§ **The request**
Copy every line in the records below that contains the word "Capacity".

^^^^^^^^

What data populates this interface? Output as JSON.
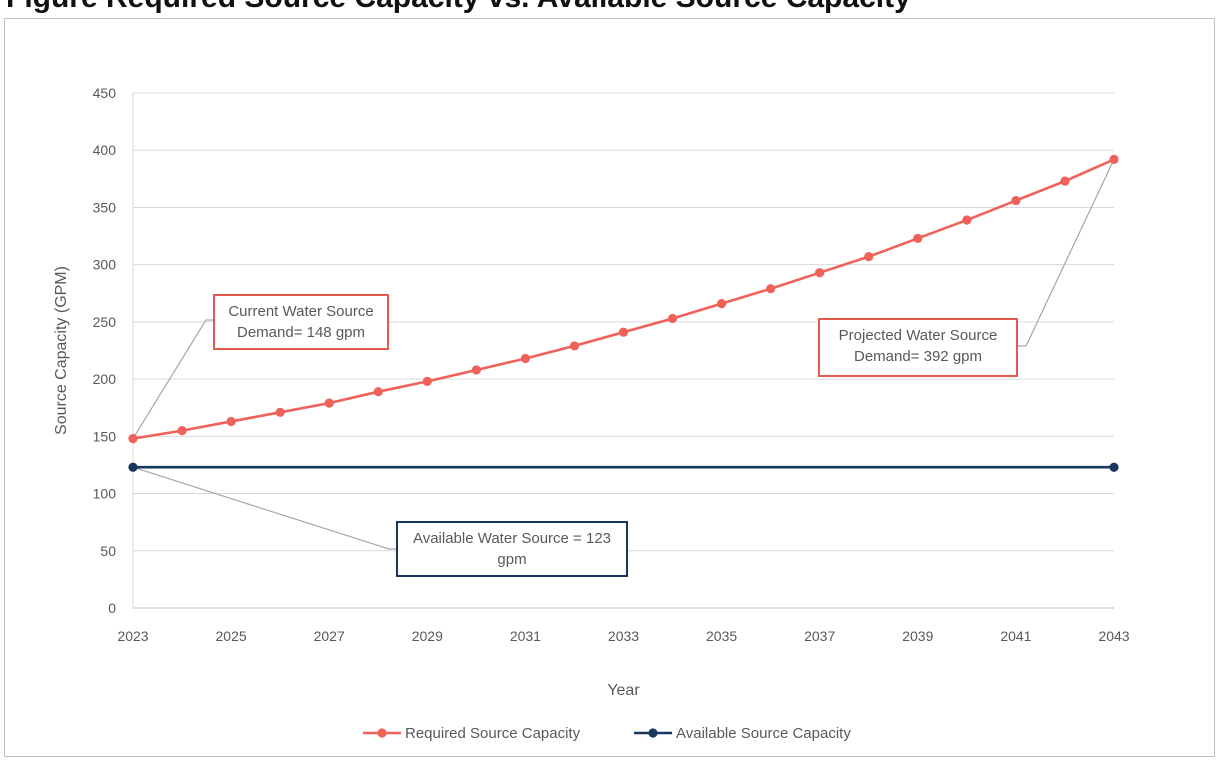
{
  "title": "Figure Required Source Capacity vs. Available Source Capacity",
  "chart_data": {
    "type": "line",
    "title": "Figure Required Source Capacity vs. Available Source Capacity",
    "xlabel": "Year",
    "ylabel": "Source Capacity (GPM)",
    "x": [
      2023,
      2024,
      2025,
      2026,
      2027,
      2028,
      2029,
      2030,
      2031,
      2032,
      2033,
      2034,
      2035,
      2036,
      2037,
      2038,
      2039,
      2040,
      2041,
      2042,
      2043
    ],
    "x_ticks": [
      2023,
      2025,
      2027,
      2029,
      2031,
      2033,
      2035,
      2037,
      2039,
      2041,
      2043
    ],
    "y_ticks": [
      0,
      50,
      100,
      150,
      200,
      250,
      300,
      350,
      400,
      450
    ],
    "xlim": [
      2023,
      2043
    ],
    "ylim": [
      0,
      450
    ],
    "grid": true,
    "legend_position": "bottom-center",
    "series": [
      {
        "name": "Required Source Capacity",
        "color": "#f0615a",
        "values": [
          148,
          155,
          163,
          171,
          179,
          189,
          198,
          208,
          218,
          229,
          241,
          253,
          266,
          279,
          293,
          307,
          323,
          339,
          356,
          373,
          392
        ]
      },
      {
        "name": "Available Source Capacity",
        "color": "#17375e",
        "endpoints_only": true,
        "values": [
          123,
          123,
          123,
          123,
          123,
          123,
          123,
          123,
          123,
          123,
          123,
          123,
          123,
          123,
          123,
          123,
          123,
          123,
          123,
          123,
          123
        ]
      }
    ],
    "annotations": [
      {
        "lines": [
          "Current Water Source",
          "Demand= 148 gpm"
        ],
        "border": "#e55a4e",
        "target_x": 2023,
        "target_y": 148
      },
      {
        "lines": [
          "Projected Water Source",
          "Demand= 392 gpm"
        ],
        "border": "#e55a4e",
        "target_x": 2043,
        "target_y": 392
      },
      {
        "lines": [
          "Available Water Source = 123",
          "gpm"
        ],
        "border": "#17375e",
        "target_x": 2023,
        "target_y": 123
      }
    ]
  }
}
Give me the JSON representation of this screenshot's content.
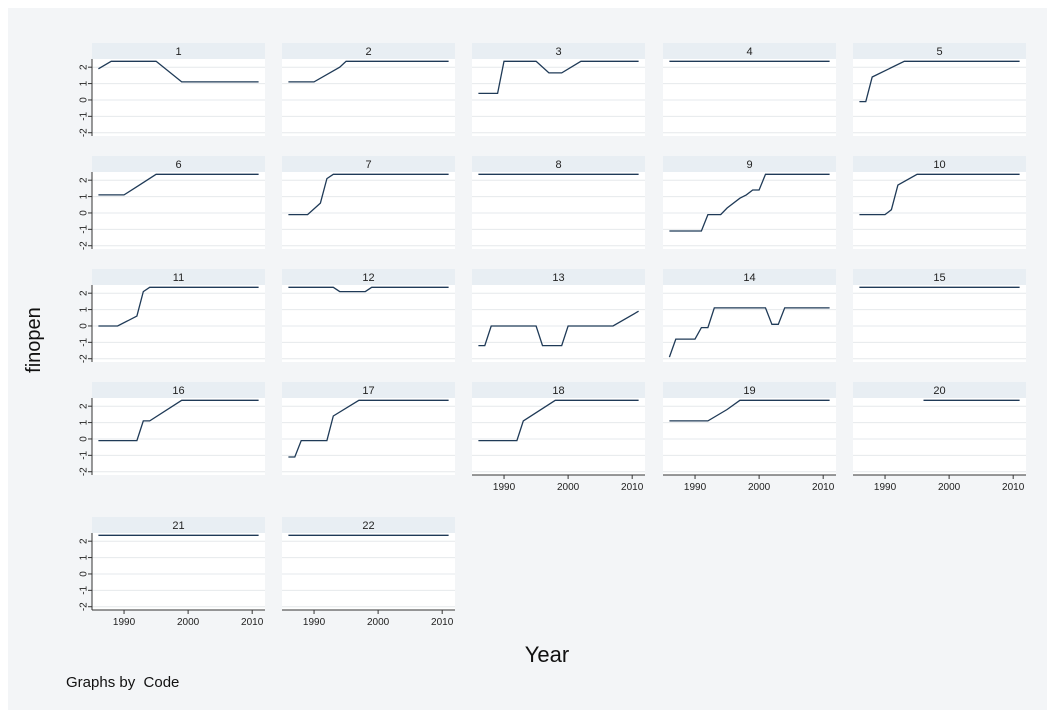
{
  "chart_data": {
    "type": "line",
    "layout": "small-multiples",
    "xlabel": "Year",
    "ylabel": "finopen",
    "note": "Graphs by  Code",
    "xlim": [
      1985,
      2012
    ],
    "ylim": [
      -2.2,
      2.5
    ],
    "xticks": [
      1990,
      2000,
      2010
    ],
    "yticks": [
      -2,
      -1,
      0,
      1,
      2
    ],
    "grid": true,
    "colors": {
      "line": "#1f3a57",
      "header": "#e8eef3",
      "outer_bg": "#f3f5f7",
      "grid": "#e6e9ec"
    },
    "panels": [
      {
        "label": "1",
        "x": [
          1986,
          1988,
          1995,
          1999,
          2011
        ],
        "y": [
          1.9,
          2.36,
          2.36,
          1.1,
          1.1
        ]
      },
      {
        "label": "2",
        "x": [
          1986,
          1990,
          1994,
          1995,
          2011
        ],
        "y": [
          1.1,
          1.1,
          2.0,
          2.36,
          2.36
        ]
      },
      {
        "label": "3",
        "x": [
          1986,
          1989,
          1990,
          1995,
          1997,
          1999,
          2002,
          2011
        ],
        "y": [
          0.4,
          0.4,
          2.36,
          2.36,
          1.65,
          1.65,
          2.36,
          2.36
        ]
      },
      {
        "label": "4",
        "x": [
          1986,
          2011
        ],
        "y": [
          2.36,
          2.36
        ]
      },
      {
        "label": "5",
        "x": [
          1986,
          1987,
          1988,
          1993,
          2011
        ],
        "y": [
          -0.1,
          -0.1,
          1.4,
          2.36,
          2.36
        ]
      },
      {
        "label": "6",
        "x": [
          1986,
          1990,
          1992,
          1995,
          2011
        ],
        "y": [
          1.1,
          1.1,
          1.6,
          2.36,
          2.36
        ]
      },
      {
        "label": "7",
        "x": [
          1986,
          1989,
          1991,
          1992,
          1993,
          2011
        ],
        "y": [
          -0.1,
          -0.1,
          0.6,
          2.1,
          2.36,
          2.36
        ]
      },
      {
        "label": "8",
        "x": [
          1986,
          2011
        ],
        "y": [
          2.36,
          2.36
        ]
      },
      {
        "label": "9",
        "x": [
          1986,
          1991,
          1992,
          1994,
          1995,
          1997,
          1998,
          1999,
          2000,
          2001,
          2011
        ],
        "y": [
          -1.1,
          -1.1,
          -0.1,
          -0.1,
          0.3,
          0.9,
          1.1,
          1.4,
          1.4,
          2.36,
          2.36
        ]
      },
      {
        "label": "10",
        "x": [
          1986,
          1990,
          1991,
          1992,
          1995,
          2011
        ],
        "y": [
          -0.1,
          -0.1,
          0.2,
          1.7,
          2.36,
          2.36
        ]
      },
      {
        "label": "11",
        "x": [
          1986,
          1989,
          1992,
          1993,
          1994,
          2011
        ],
        "y": [
          0,
          0,
          0.6,
          2.1,
          2.36,
          2.36
        ]
      },
      {
        "label": "12",
        "x": [
          1986,
          1993,
          1994,
          1998,
          1999,
          2011
        ],
        "y": [
          2.36,
          2.36,
          2.1,
          2.1,
          2.36,
          2.36
        ]
      },
      {
        "label": "13",
        "x": [
          1986,
          1987,
          1988,
          1995,
          1996,
          1999,
          2000,
          2007,
          2011
        ],
        "y": [
          -1.2,
          -1.2,
          0,
          0,
          -1.2,
          -1.2,
          0,
          0,
          0.9
        ]
      },
      {
        "label": "14",
        "x": [
          1986,
          1987,
          1988,
          1990,
          1991,
          1992,
          1993,
          2001,
          2002,
          2003,
          2004,
          2011
        ],
        "y": [
          -1.9,
          -0.8,
          -0.8,
          -0.8,
          -0.1,
          -0.1,
          1.1,
          1.1,
          0.1,
          0.1,
          1.1,
          1.1
        ]
      },
      {
        "label": "15",
        "x": [
          1986,
          2011
        ],
        "y": [
          2.36,
          2.36
        ]
      },
      {
        "label": "16",
        "x": [
          1986,
          1992,
          1993,
          1994,
          1999,
          2011
        ],
        "y": [
          -0.1,
          -0.1,
          1.1,
          1.1,
          2.36,
          2.36
        ]
      },
      {
        "label": "17",
        "x": [
          1986,
          1987,
          1988,
          1992,
          1993,
          1997,
          2011
        ],
        "y": [
          -1.1,
          -1.1,
          -0.1,
          -0.1,
          1.4,
          2.36,
          2.36
        ]
      },
      {
        "label": "18",
        "x": [
          1986,
          1992,
          1993,
          1998,
          2011
        ],
        "y": [
          -0.1,
          -0.1,
          1.1,
          2.36,
          2.36
        ]
      },
      {
        "label": "19",
        "x": [
          1986,
          1992,
          1995,
          1997,
          2011
        ],
        "y": [
          1.1,
          1.1,
          1.8,
          2.36,
          2.36
        ]
      },
      {
        "label": "20",
        "x": [
          1996,
          2011
        ],
        "y": [
          2.36,
          2.36
        ]
      },
      {
        "label": "21",
        "x": [
          1986,
          2011
        ],
        "y": [
          2.36,
          2.36
        ]
      },
      {
        "label": "22",
        "x": [
          1986,
          2011
        ],
        "y": [
          2.36,
          2.36
        ]
      }
    ]
  }
}
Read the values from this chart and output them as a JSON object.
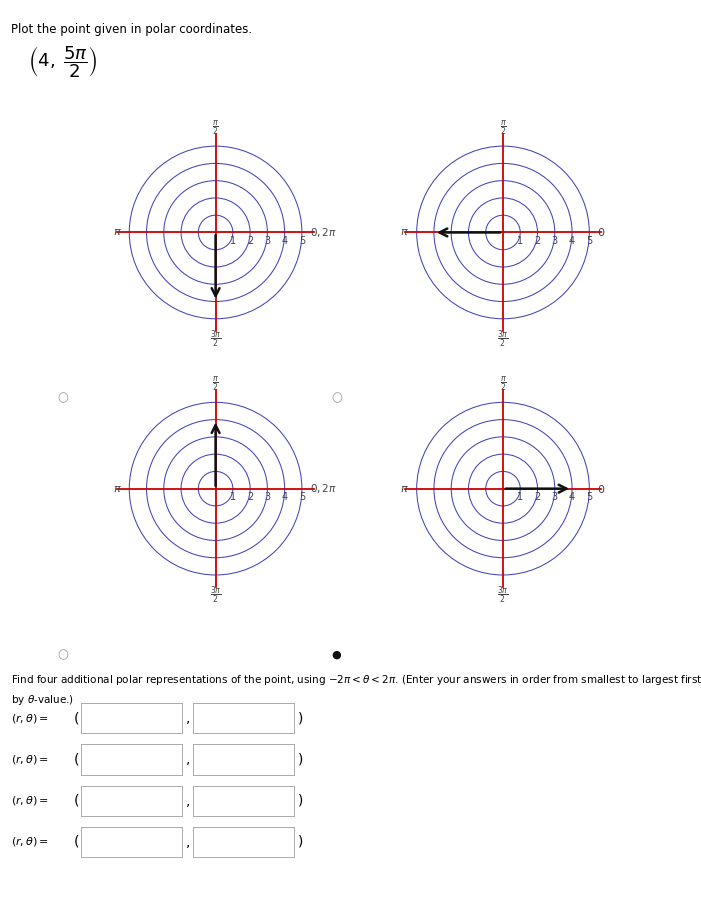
{
  "title": "Plot the point given in polar coordinates.",
  "num_circles": 5,
  "max_r": 5,
  "bg_color": "#ffffff",
  "circle_color": "#4444bb",
  "axis_color": "#cc0000",
  "arrow_color": "#111111",
  "text_color": "#444444",
  "plot_configs": [
    {
      "arrow_theta_deg": 270,
      "right_label": "0, 2\\pi"
    },
    {
      "arrow_theta_deg": 180,
      "right_label": "0"
    },
    {
      "arrow_theta_deg": 90,
      "right_label": "0, 2\\pi"
    },
    {
      "arrow_theta_deg": 0,
      "right_label": "0"
    }
  ],
  "radio_dots": [
    {
      "filled": false
    },
    {
      "filled": false
    },
    {
      "filled": false
    },
    {
      "filled": true
    }
  ],
  "fontsize_title": 8.5,
  "fontsize_label": 7.5,
  "fontsize_tick": 7,
  "fontsize_point": 13,
  "arrow_r": 4
}
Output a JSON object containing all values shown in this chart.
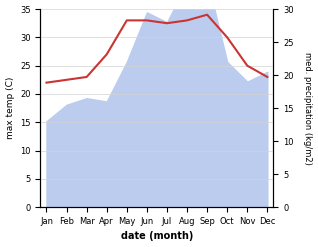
{
  "months": [
    "Jan",
    "Feb",
    "Mar",
    "Apr",
    "May",
    "Jun",
    "Jul",
    "Aug",
    "Sep",
    "Oct",
    "Nov",
    "Dec"
  ],
  "temp_max": [
    22,
    22.5,
    23,
    27,
    33,
    33,
    32.5,
    33,
    34,
    30,
    25,
    23
  ],
  "precipitation": [
    13,
    15.5,
    16.5,
    16,
    22,
    29.5,
    28,
    34,
    34.5,
    22,
    19,
    20.5
  ],
  "temp_color": "#cc3333",
  "precip_fill_color": "#bbccee",
  "temp_ylim": [
    0,
    35
  ],
  "precip_ylim": [
    0,
    30
  ],
  "temp_yticks": [
    0,
    5,
    10,
    15,
    20,
    25,
    30,
    35
  ],
  "precip_yticks": [
    0,
    5,
    10,
    15,
    20,
    25,
    30
  ],
  "ylabel_left": "max temp (C)",
  "ylabel_right": "med. precipitation (kg/m2)",
  "xlabel": "date (month)",
  "bg_color": "#ffffff"
}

^^^^^^^^

§ **Output for this exercise**
  "title": "Figure Required Source Capacity vs. Available Source Capacity",
    "title": "Figure Required Source Capacity vs. Available Source Capacity",
    "ylabel": "Source Capacity (GPM)",
        "name": "Required Source Capacity",
        "name": "Available Source Capacity",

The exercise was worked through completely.